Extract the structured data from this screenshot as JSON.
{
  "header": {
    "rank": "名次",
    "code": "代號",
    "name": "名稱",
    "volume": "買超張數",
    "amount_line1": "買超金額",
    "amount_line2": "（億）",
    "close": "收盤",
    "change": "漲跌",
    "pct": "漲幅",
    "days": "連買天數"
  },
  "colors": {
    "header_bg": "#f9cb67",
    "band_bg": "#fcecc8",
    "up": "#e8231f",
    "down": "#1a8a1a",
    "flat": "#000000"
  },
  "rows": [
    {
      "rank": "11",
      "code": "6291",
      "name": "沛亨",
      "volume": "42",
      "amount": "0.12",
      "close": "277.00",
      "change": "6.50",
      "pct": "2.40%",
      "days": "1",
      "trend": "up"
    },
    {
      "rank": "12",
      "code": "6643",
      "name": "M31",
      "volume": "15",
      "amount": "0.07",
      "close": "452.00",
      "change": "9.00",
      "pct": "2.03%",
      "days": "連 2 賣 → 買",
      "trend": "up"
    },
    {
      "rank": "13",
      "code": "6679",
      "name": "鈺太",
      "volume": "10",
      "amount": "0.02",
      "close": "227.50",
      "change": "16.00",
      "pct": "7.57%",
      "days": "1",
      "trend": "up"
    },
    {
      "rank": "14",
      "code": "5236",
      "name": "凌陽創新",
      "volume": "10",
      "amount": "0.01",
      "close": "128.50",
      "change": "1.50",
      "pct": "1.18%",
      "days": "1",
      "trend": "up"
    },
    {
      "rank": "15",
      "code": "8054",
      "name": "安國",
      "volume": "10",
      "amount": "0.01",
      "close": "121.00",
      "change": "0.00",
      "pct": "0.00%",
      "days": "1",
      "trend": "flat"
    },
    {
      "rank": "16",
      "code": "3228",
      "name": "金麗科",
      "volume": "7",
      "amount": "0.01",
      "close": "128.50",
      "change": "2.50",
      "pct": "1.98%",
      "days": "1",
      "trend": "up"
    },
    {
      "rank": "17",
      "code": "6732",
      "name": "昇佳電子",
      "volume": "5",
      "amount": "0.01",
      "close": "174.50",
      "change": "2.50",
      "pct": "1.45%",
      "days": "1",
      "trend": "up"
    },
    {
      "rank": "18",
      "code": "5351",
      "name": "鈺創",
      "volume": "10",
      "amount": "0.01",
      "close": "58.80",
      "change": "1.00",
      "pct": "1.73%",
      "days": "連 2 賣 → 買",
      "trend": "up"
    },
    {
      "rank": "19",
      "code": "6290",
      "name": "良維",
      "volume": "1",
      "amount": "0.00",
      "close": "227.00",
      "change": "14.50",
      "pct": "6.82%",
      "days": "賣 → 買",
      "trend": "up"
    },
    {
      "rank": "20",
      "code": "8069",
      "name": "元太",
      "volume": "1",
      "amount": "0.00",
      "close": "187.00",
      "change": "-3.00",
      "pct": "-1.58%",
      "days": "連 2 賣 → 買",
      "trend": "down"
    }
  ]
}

== Exercise directions ==
Going through the records above, state how many lines carry "change", with no other text.

== Finished answer ==
11